> TES CONSIGNES
Poursuis le texte sur le timbre et le colloque consacrés au poète Evariste Parny, à la suite de sa dernière phrase.

> EXTRAIT DU DOCUMENT
■ ■ ■

La bonne nouvelle est tombée le mois dernier : un timbre-poste sera bien émis l'an prochain pour commémorer le bicentenaire de la mort du poète Evariste Parny.
J'en profite pour remercier les dizaines et dizaines de personnalités et d'amis d'Evariste qui m'ont envoyé une lettre destinée à enrichir le dossier de candidature : élus réunionnais, écrivains créoles, universitaires, enseignants, poètes, éditeurs, conservateurs, bibliothécaires etc. Sans eux, Phil@poste et madame la ministre Fleur Pellerin n'auraient peut-être pas été aussi convaincus par notre proposition.
Remerciements particuliers à l'Association Philatélique de l'Océan Indien et à son Président Jean-Yves Vacher-Chicane. Non seulement leur signature était obligatoire dans le dossier mais le bureau de l'APOI a financé l'achat des 10 portraits lithographiés de Parny auprès de la BNF (numérisation haute définition), portraits qu'il était nécessaire de joindre à titre de proposition de maquettes. Cela représente tout de même 239,20 € ! Si, comme je l'espère, une Association des Amis d'Evariste Parny naît en 2014, cet argent lui permettra de mieux faire connaître le poète.
Comme un bonheur ne vient jamais seul, 2014 verra aussi un colloque international Bernardin de Saint-Pierre / Bertin / Parny à l'Université de Saint-Denis (en septembre). Leurs oeuvres sont remarquables dans la mesure où elles disent une tension entre l'Ici et l'Ailleurs, l'expérience du déracinement, du dépaysement, du métissage : en elles émerge une littérature neuve, propre à l'Océan indien.
Le comité scientifique propose trois axes d'étude :
- les questions d'ici et d'ailleurs, de centre et de périphérie, d'altérité et d'identité, voire aussi le processus de créolisation
- l'ailleurs spatial et l'ailleurs temporel : au sein des oeuvres, mais aussi au niveau de leur postérité
- le contexte de production et notamment la question du positionnement littéraire de ces auteurs
Parny n'a pas toujours été absent des manuels de lycée : dans la petite histoire illustrée de la littérature française de Jean Calvet (1966), on lit que Parny continue Voltaire "avec encore plus de polissonnerie" !

■ ■ ■

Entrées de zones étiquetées
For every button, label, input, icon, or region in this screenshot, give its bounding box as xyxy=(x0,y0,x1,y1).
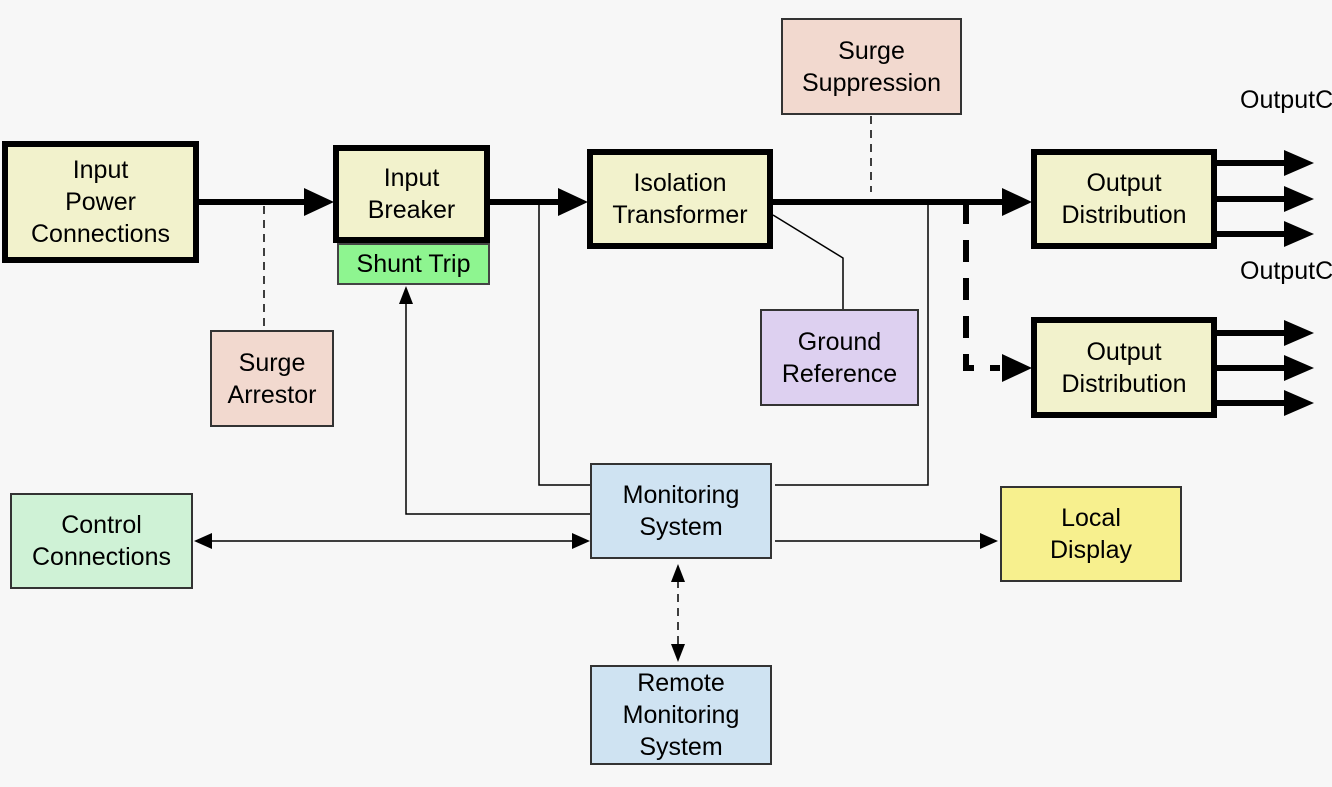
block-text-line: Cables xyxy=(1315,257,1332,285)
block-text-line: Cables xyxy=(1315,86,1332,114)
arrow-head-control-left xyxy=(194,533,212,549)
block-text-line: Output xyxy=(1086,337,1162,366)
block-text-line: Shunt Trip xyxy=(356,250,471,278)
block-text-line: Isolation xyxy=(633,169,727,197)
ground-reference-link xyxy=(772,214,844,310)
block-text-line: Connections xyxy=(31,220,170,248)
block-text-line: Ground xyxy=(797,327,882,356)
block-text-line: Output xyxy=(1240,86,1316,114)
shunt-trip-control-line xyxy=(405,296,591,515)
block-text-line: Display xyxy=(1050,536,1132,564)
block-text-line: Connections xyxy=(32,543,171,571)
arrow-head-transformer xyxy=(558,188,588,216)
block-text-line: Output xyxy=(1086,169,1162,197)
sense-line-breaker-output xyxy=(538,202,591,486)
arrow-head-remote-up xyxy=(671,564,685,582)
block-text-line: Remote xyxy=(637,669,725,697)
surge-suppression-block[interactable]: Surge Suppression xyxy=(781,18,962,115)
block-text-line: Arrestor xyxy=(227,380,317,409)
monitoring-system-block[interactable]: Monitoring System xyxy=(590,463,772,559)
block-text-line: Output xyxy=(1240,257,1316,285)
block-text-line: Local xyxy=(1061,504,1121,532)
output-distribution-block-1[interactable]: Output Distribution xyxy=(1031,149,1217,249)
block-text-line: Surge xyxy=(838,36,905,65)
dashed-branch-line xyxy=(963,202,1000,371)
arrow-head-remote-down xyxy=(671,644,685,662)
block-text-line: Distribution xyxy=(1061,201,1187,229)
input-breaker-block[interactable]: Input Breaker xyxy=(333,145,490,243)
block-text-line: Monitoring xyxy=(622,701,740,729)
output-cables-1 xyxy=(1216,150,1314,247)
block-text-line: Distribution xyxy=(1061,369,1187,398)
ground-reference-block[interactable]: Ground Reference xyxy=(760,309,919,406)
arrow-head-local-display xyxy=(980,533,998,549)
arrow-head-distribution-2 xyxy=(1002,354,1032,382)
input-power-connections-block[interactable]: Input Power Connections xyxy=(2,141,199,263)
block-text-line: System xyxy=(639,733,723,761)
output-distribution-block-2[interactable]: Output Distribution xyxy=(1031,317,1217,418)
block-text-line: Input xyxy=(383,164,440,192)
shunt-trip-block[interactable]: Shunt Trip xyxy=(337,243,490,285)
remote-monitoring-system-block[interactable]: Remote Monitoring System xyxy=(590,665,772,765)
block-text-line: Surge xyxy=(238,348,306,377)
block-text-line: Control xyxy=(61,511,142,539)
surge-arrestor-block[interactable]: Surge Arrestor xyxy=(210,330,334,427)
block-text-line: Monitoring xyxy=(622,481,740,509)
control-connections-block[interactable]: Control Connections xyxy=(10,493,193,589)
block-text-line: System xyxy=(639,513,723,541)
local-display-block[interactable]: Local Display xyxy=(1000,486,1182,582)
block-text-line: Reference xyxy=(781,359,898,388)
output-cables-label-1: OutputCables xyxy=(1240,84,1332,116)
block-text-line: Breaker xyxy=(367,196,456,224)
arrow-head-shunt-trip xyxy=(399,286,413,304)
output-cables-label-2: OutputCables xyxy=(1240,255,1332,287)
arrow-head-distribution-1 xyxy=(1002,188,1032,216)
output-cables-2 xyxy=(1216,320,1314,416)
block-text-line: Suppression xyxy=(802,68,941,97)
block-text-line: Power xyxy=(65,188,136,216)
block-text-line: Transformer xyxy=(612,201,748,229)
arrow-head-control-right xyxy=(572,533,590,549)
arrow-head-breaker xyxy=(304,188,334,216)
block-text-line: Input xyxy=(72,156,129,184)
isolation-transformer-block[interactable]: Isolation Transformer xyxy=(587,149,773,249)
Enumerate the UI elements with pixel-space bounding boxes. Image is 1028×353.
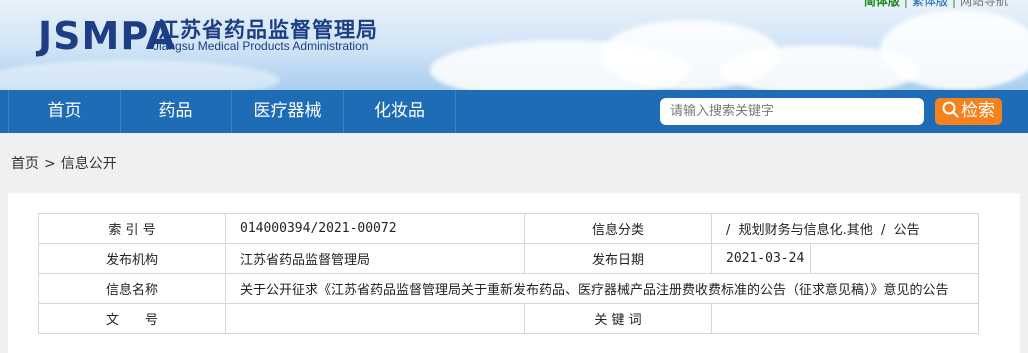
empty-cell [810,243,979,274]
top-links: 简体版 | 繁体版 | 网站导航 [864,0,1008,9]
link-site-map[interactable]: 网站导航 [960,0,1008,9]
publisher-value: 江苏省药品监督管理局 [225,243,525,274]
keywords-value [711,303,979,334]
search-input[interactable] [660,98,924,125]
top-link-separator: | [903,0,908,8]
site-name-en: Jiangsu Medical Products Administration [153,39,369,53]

■ ■ ■

> RÉSULTAT DE L'EXERCICE
2014 sera sans doute l'année où beaucoup de réunionnais et de français vont redécouvrir l'oeuvre d'Evariste.
Ci-dessous, un poème sans prétention mais plein de charme : Le Cabinet de toilette.
LE CABINET DE TOILETTE
Voici le cabinet charmant
Où les Graces font leur toilette.
Dans cette amoureuse retraite
J’éprouve un doux saisissement.
Tout m’y rappelle ma maîtresse,
Tout m’y parle de ses attraits,
Je crois l’entendre, et mon ivresse
La revoit dans tous les objets.
Ce bouquet, dont l'éclat s’efface,
Toucha l’albâtre de son sein ;
Il se dérangea sous ma main,
Et mes lèvres prirent sa place.
Ce chapeau, ces rubans, ces fleurs,
Qui formaient hier sa parure,
De sa flottante chevelure
Conservent les douces odeurs.
Voici l’inutile baleine
Où ses charmes sont en prison.
J’apperçois le soulier mignon
Que son pied remplira sans peine.
Ce lin, ce dernier vêtement...
Il a couvert tout ce que j’aime ;
Ma bouche s’y colle ardemment,
Et croit baiser dans ce moment
Les attraits qu’il baisa lui-même.
Cet asile mystérieux
De Vénus sans doute est l’empire.
Le jour n’y blesse point mes yeux ;
Plus tendrement mon cœur soupire ;
L’air et les parfums qu’on respire
De l’amour allument les feux.
Parais, ô maîtresse adorée !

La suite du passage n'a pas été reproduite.